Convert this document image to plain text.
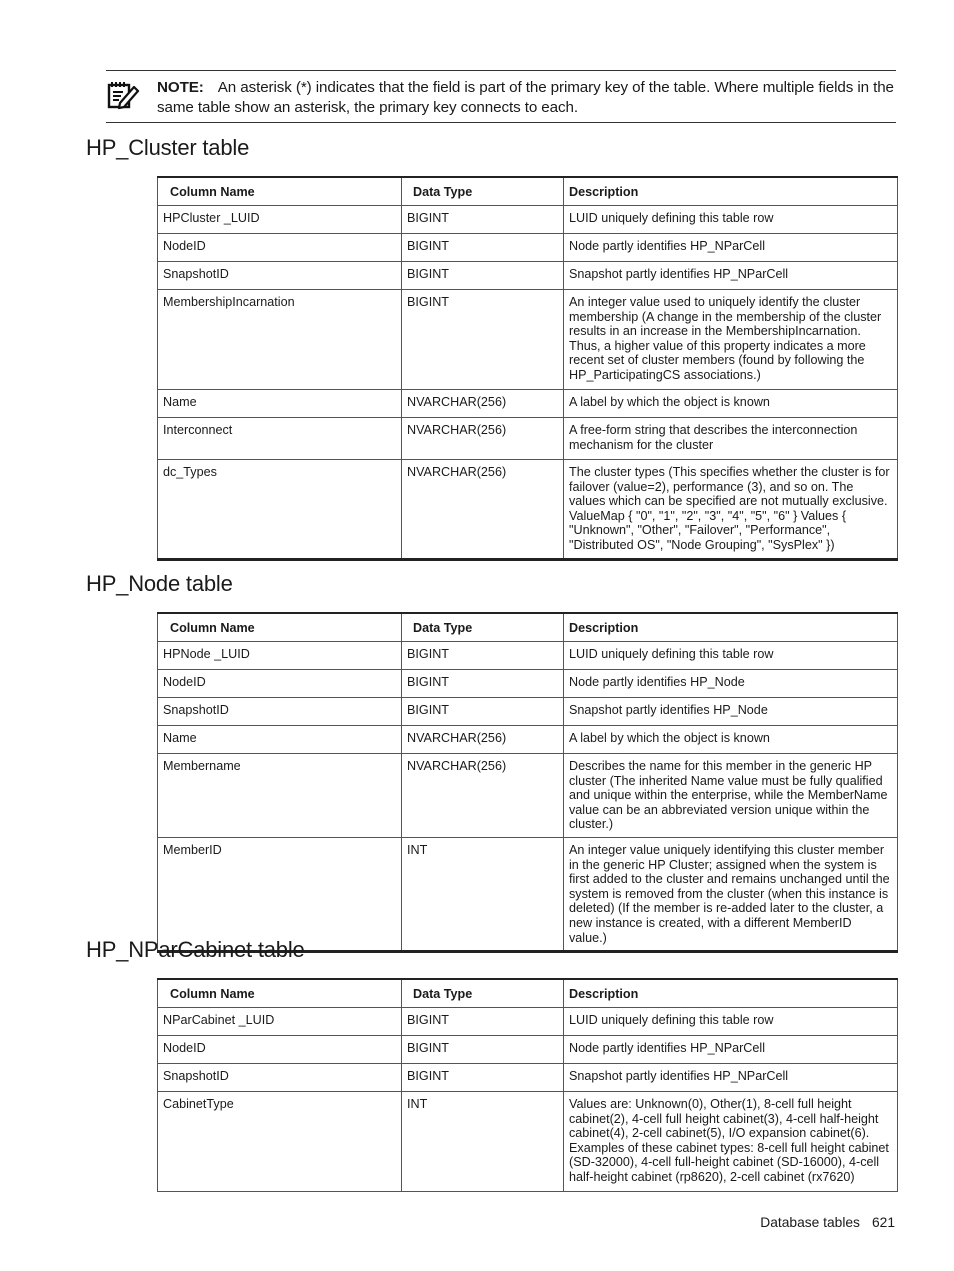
NOTE: An asterisk (*) indicates that the field is part of the primary key of the table. Where multiple fields in the same table show an asterisk, the primary key connects to each.
HP_Cluster table
Column Name	Data Type	Description
HPCluster _LUID	BIGINT	LUID uniquely defining this table row
NodeID	BIGINT	Node partly identifies HP_NParCell
SnapshotID	BIGINT	Snapshot partly identifies HP_NParCell
MembershipIncarnation	BIGINT	An integer value used to uniquely identify the cluster membership (A change in the membership of the cluster results in an increase in the MembershipIncarnation. Thus, a higher value of this property indicates a more recent set of cluster members (found by following the HP_ParticipatingCS associations.)
Name	NVARCHAR(256)	A label by which the object is known
Interconnect	NVARCHAR(256)	A free-form string that describes the interconnection mechanism for the cluster
dc_Types	NVARCHAR(256)	The cluster types (This specifies whether the cluster is for failover (value=2), performance (3), and so on. The values which can be specified are not mutually exclusive. ValueMap { "0", "1", "2", "3", "4", "5", "6" } Values { "Unknown", "Other", "Failover", "Performance", "Distributed OS", "Node Grouping", "SysPlex" })
HP_Node table
Column Name	Data Type	Description
HPNode _LUID	BIGINT	LUID uniquely defining this table row
NodeID	BIGINT	Node partly identifies HP_Node
SnapshotID	BIGINT	Snapshot partly identifies HP_Node
Name	NVARCHAR(256)	A label by which the object is known
Membername	NVARCHAR(256)	Describes the name for this member in the generic HP cluster (The inherited Name value must be fully qualified and unique within the enterprise, while the MemberName value can be an abbreviated version unique within the cluster.)
MemberID	INT	An integer value uniquely identifying this cluster member in the generic HP Cluster; assigned when the system is first added to the cluster and remains unchanged until the system is removed from the cluster (when this instance is deleted) (If the member is re-added later to the cluster, a new instance is created, with a different MemberID value.)
HP_NParCabinet table
Column Name	Data Type	Description
NParCabinet _LUID	BIGINT	LUID uniquely defining this table row
NodeID	BIGINT	Node partly identifies HP_NParCell
SnapshotID	BIGINT	Snapshot partly identifies HP_NParCell
CabinetType	INT	Values are: Unknown(0), Other(1), 8-cell full height cabinet(2), 4-cell full height cabinet(3), 4-cell half-height cabinet(4), 2-cell cabinet(5), I/O expansion cabinet(6). Examples of these cabinet types: 8-cell full height cabinet (SD-32000), 4-cell full-height cabinet (SD-16000), 4-cell half-height cabinet (rp8620), 2-cell cabinet (rx7620)
Database tables 621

***

Short task:
In your copy of the listing above, reproduce each line exactly and omit all pictures.

Answer in full:
Convert this document image to plain text.
NOTE: An asterisk (*) indicates that the field is part of the primary key of the table. Where multiple fields in the same table show an asterisk, the primary key connects to each.
HP_Cluster table
Column Name	Data Type	Description
HPCluster _LUID	BIGINT	LUID uniquely defining this table row
NodeID	BIGINT	Node partly identifies HP_NParCell
SnapshotID	BIGINT	Snapshot partly identifies HP_NParCell
MembershipIncarnation	BIGINT	An integer value used to uniquely identify the cluster membership (A change in the membership of the cluster results in an increase in the MembershipIncarnation. Thus, a higher value of this property indicates a more recent set of cluster members (found by following the HP_ParticipatingCS associations.)
Name	NVARCHAR(256)	A label by which the object is known
Interconnect	NVARCHAR(256)	A free-form string that describes the interconnection mechanism for the cluster
dc_Types	NVARCHAR(256)	The cluster types (This specifies whether the cluster is for failover (value=2), performance (3), and so on. The values which can be specified are not mutually exclusive. ValueMap { "0", "1", "2", "3", "4", "5", "6" } Values { "Unknown", "Other", "Failover", "Performance", "Distributed OS", "Node Grouping", "SysPlex" })
HP_Node table
Column Name	Data Type	Description
HPNode _LUID	BIGINT	LUID uniquely defining this table row
NodeID	BIGINT	Node partly identifies HP_Node
SnapshotID	BIGINT	Snapshot partly identifies HP_Node
Name	NVARCHAR(256)	A label by which the object is known
Membername	NVARCHAR(256)	Describes the name for this member in the generic HP cluster (The inherited Name value must be fully qualified and unique within the enterprise, while the MemberName value can be an abbreviated version unique within the cluster.)
MemberID	INT	An integer value uniquely identifying this cluster member in the generic HP Cluster; assigned when the system is first added to the cluster and remains unchanged until the system is removed from the cluster (when this instance is deleted) (If the member is re-added later to the cluster, a new instance is created, with a different MemberID value.)
HP_NParCabinet table
Column Name	Data Type	Description
NParCabinet _LUID	BIGINT	LUID uniquely defining this table row
NodeID	BIGINT	Node partly identifies HP_NParCell
SnapshotID	BIGINT	Snapshot partly identifies HP_NParCell
CabinetType	INT	Values are: Unknown(0), Other(1), 8-cell full height cabinet(2), 4-cell full height cabinet(3), 4-cell half-height cabinet(4), 2-cell cabinet(5), I/O expansion cabinet(6). Examples of these cabinet types: 8-cell full height cabinet (SD-32000), 4-cell full-height cabinet (SD-16000), 4-cell half-height cabinet (rp8620), 2-cell cabinet (rx7620)
Database tables 621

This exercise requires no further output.